Aim
Reproduce the material word for word from its first line through the line with "volume-bar bbox=[362, 481, 371, 497]", including that line, and stop there.

Records to use
↓
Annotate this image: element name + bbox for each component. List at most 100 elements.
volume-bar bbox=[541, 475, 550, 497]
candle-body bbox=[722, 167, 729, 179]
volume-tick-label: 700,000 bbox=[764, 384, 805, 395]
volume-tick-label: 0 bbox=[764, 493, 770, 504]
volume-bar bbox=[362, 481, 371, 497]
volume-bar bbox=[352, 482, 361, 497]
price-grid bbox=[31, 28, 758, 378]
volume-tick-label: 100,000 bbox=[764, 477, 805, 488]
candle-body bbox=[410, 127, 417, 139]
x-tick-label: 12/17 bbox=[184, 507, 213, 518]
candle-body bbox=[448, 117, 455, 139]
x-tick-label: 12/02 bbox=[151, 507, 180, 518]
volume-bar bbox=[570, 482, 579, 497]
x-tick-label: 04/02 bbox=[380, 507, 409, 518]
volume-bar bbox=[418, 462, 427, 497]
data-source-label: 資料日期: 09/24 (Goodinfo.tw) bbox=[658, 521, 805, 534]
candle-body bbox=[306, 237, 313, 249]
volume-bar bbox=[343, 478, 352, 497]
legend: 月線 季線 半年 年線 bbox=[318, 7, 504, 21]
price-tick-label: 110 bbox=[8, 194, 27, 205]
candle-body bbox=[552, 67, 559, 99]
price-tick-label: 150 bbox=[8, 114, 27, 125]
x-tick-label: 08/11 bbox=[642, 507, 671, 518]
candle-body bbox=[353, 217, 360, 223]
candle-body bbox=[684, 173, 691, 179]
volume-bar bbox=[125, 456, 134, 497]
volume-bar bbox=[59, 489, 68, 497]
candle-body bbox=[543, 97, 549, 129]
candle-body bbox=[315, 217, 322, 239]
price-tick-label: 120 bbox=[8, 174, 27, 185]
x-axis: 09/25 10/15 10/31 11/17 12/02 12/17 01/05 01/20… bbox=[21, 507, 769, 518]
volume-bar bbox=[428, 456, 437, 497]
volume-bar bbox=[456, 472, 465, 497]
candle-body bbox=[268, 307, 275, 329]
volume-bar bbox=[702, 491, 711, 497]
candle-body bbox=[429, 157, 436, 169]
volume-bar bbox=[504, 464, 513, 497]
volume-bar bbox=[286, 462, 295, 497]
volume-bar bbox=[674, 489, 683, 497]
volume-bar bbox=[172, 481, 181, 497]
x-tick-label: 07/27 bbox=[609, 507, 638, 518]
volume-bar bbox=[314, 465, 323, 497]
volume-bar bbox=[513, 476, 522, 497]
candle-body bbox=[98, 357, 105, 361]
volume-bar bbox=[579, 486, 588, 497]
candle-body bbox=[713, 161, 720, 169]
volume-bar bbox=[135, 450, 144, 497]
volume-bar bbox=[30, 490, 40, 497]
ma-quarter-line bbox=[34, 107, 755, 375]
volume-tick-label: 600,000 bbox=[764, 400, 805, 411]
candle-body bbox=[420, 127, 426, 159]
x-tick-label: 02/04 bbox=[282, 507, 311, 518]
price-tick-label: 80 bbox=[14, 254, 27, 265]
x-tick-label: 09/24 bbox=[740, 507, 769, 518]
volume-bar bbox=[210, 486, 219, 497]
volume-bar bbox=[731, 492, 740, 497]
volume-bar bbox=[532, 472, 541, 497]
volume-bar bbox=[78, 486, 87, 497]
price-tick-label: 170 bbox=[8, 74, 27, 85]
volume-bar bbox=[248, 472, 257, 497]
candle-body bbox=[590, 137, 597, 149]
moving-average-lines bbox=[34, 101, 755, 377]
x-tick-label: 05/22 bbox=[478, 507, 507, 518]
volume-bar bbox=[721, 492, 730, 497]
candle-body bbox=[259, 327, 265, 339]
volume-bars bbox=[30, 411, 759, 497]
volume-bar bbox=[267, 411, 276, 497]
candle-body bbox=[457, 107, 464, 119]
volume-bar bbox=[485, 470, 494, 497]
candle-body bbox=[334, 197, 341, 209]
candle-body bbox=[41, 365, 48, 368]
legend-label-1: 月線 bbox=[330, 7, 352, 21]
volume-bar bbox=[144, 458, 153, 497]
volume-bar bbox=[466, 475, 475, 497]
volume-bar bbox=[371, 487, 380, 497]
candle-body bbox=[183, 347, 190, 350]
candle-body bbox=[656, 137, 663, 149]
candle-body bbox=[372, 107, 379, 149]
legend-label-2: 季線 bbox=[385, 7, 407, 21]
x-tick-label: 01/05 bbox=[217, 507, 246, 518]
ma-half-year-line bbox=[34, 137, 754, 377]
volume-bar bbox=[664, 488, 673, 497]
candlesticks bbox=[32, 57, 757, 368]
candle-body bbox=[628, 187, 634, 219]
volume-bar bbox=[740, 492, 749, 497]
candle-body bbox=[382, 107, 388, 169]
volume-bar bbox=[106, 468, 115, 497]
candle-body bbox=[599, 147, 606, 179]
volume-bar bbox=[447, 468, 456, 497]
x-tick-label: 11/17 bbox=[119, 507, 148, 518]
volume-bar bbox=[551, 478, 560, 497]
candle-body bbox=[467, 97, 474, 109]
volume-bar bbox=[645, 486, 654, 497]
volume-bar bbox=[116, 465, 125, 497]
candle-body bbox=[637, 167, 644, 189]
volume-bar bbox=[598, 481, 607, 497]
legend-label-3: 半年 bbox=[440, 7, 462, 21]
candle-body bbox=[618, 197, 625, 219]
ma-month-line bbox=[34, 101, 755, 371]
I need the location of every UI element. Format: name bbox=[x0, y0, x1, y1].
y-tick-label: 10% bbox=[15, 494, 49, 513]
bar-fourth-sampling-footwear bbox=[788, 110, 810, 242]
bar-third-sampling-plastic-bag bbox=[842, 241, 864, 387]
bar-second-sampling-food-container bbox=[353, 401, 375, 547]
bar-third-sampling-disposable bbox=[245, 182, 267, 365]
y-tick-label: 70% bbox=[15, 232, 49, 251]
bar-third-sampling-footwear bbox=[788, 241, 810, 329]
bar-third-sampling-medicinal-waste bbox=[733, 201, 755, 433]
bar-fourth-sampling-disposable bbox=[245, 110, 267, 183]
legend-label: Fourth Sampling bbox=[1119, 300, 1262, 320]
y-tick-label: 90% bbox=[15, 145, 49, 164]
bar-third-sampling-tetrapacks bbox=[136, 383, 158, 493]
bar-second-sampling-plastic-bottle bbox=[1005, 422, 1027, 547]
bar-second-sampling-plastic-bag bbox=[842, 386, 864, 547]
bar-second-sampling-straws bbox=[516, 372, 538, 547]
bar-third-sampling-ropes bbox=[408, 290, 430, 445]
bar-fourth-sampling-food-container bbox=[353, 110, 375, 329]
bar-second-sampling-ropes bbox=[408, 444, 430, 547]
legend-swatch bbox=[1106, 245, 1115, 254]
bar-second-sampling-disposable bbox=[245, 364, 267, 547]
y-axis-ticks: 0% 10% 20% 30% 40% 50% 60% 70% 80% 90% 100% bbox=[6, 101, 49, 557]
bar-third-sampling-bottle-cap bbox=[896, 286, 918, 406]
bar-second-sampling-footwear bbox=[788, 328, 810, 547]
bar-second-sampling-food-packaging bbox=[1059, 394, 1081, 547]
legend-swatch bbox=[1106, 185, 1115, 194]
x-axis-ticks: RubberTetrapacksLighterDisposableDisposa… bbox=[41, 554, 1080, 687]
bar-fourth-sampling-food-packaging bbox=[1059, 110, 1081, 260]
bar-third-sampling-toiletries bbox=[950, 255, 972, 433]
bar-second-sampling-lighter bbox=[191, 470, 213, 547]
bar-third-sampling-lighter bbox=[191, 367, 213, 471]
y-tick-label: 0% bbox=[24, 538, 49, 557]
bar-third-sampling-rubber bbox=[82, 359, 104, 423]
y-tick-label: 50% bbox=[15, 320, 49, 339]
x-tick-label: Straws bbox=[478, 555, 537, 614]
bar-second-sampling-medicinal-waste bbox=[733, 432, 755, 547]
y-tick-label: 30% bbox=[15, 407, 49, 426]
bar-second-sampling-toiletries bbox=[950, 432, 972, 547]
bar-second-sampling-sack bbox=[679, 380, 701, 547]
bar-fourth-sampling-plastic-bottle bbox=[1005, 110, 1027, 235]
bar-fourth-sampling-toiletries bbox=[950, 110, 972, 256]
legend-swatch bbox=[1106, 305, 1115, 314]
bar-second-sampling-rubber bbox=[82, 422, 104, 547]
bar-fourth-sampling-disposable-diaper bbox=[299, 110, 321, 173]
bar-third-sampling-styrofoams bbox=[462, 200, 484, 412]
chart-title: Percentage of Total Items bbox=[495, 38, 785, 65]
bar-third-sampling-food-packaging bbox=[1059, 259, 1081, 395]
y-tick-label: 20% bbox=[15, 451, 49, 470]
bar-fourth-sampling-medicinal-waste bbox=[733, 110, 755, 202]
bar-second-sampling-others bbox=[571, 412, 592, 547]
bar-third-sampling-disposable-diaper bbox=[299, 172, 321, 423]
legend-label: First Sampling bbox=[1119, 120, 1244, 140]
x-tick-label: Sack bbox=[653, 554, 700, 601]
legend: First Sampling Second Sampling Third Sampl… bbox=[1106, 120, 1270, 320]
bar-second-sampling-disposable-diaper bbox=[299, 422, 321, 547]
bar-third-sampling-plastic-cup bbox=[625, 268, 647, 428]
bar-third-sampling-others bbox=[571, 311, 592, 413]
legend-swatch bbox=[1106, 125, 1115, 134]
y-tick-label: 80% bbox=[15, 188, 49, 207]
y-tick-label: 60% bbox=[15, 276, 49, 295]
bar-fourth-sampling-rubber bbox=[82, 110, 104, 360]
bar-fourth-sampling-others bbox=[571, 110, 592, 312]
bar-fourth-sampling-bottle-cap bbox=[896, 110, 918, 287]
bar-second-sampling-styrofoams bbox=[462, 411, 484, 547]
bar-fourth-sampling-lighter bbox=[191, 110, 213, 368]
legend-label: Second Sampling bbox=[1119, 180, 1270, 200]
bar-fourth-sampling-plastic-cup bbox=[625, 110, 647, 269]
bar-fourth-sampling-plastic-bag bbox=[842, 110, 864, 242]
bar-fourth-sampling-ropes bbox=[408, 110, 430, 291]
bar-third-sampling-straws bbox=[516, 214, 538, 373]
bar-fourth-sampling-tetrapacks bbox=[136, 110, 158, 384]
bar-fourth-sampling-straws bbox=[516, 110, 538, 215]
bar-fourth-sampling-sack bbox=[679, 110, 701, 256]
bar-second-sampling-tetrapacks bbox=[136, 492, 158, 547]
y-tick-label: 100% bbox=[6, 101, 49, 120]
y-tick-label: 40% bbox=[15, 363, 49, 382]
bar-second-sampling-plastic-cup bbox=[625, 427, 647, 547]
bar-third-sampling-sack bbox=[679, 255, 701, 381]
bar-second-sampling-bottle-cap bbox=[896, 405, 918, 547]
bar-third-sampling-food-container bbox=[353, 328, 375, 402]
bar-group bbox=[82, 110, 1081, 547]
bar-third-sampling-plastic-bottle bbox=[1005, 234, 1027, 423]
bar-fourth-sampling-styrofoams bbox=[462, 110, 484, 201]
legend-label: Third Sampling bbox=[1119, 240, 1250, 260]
↑
Full solution
Annotate this image: element name + bbox for each component. List at most 100 elements.
volume-bar bbox=[541, 475, 550, 497]
candle-body bbox=[722, 167, 729, 179]
volume-tick-label: 700,000 bbox=[764, 384, 805, 395]
volume-tick-label: 0 bbox=[764, 493, 770, 504]
volume-bar bbox=[362, 481, 371, 497]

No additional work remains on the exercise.